[Start of DATASET ROWS]
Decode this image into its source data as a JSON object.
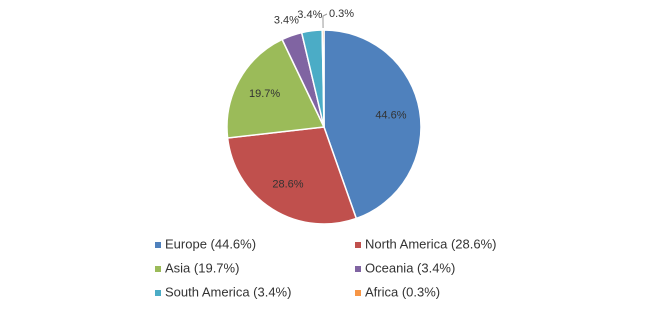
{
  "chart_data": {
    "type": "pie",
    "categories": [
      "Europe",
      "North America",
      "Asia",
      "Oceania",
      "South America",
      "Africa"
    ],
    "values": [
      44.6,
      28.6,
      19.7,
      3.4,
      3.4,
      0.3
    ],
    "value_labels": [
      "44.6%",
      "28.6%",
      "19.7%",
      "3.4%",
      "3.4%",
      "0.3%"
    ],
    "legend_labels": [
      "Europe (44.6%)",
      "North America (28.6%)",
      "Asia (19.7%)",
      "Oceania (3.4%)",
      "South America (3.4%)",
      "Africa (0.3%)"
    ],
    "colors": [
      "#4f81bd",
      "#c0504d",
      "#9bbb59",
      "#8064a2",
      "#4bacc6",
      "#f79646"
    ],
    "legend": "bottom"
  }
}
[End of DATASET ROWS]
WRITTEN INSTRUCTION - All of the material above needs to be restated exactly, with no pictures.

WRITTEN REPLY -
Decode this image into its source data as a JSON object.
{
  "chart_data": {
    "type": "pie",
    "categories": [
      "Europe",
      "North America",
      "Asia",
      "Oceania",
      "South America",
      "Africa"
    ],
    "values": [
      44.6,
      28.6,
      19.7,
      3.4,
      3.4,
      0.3
    ],
    "value_labels": [
      "44.6%",
      "28.6%",
      "19.7%",
      "3.4%",
      "3.4%",
      "0.3%"
    ],
    "legend_labels": [
      "Europe (44.6%)",
      "North America (28.6%)",
      "Asia (19.7%)",
      "Oceania (3.4%)",
      "South America (3.4%)",
      "Africa (0.3%)"
    ],
    "colors": [
      "#4f81bd",
      "#c0504d",
      "#9bbb59",
      "#8064a2",
      "#4bacc6",
      "#f79646"
    ],
    "legend": "bottom"
  }
}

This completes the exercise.